Entries from a dataset
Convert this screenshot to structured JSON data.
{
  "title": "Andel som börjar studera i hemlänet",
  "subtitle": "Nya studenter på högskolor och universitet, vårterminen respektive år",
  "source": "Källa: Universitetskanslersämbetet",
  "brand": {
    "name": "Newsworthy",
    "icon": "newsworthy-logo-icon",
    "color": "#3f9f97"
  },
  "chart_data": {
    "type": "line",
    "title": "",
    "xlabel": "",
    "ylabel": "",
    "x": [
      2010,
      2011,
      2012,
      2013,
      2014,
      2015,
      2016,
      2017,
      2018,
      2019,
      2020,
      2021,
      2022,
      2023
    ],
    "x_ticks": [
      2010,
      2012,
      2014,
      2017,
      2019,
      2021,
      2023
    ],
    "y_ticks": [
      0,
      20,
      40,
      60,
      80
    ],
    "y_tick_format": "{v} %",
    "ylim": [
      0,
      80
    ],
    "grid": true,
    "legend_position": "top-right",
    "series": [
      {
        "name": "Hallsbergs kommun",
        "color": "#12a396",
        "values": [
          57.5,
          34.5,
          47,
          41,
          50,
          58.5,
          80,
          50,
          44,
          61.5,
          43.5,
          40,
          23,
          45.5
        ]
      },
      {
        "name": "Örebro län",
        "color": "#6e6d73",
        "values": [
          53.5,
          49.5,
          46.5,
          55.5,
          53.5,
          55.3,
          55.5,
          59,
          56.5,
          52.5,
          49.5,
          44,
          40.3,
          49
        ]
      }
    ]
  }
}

==

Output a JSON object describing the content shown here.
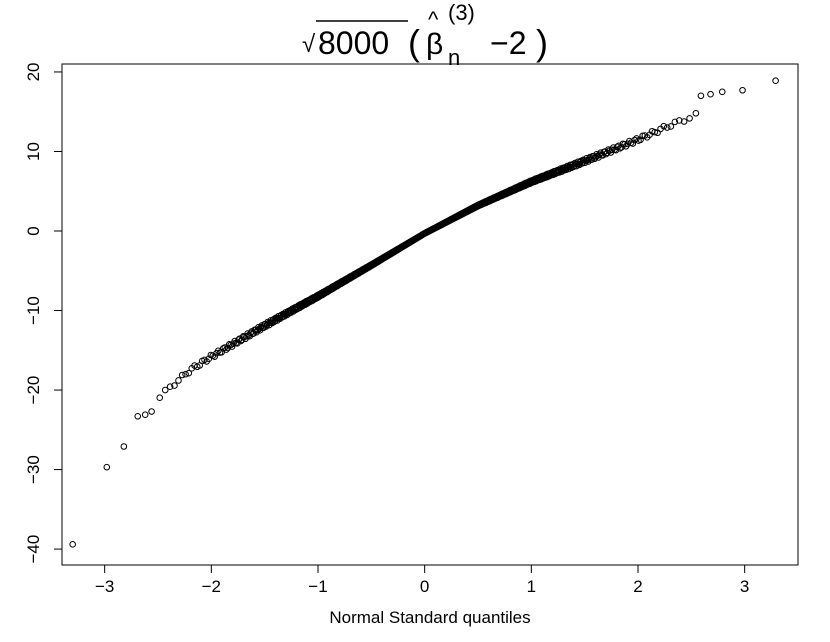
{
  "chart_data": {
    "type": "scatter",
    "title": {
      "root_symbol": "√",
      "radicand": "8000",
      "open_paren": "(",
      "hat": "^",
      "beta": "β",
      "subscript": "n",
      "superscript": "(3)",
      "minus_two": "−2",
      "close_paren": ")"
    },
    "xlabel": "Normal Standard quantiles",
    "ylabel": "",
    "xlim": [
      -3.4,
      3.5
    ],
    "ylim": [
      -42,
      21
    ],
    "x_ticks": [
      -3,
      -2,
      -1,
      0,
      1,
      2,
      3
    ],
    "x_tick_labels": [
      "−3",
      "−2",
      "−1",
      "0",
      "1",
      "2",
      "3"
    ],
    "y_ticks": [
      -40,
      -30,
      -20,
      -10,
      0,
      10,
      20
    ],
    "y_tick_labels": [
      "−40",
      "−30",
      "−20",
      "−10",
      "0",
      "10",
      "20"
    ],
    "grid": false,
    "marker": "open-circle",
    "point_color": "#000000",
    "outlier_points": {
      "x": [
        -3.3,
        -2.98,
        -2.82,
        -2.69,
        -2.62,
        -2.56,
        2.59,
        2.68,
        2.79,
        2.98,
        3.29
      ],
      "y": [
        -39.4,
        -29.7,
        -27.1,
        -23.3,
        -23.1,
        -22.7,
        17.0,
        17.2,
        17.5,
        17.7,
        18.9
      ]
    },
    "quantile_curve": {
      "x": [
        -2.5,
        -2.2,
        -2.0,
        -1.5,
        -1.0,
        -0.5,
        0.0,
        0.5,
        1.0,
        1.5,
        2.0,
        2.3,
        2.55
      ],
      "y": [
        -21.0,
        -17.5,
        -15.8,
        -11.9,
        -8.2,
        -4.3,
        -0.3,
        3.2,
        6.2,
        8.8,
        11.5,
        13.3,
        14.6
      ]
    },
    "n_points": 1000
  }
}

### [WHAT THE EXERCISE ASKS]
Write out every line from the entries where "name" appears.

### [TASK ANSWER]
    "name": "Newsworthy",
        "name": "Hallsbergs kommun",
        "name": "Örebro län",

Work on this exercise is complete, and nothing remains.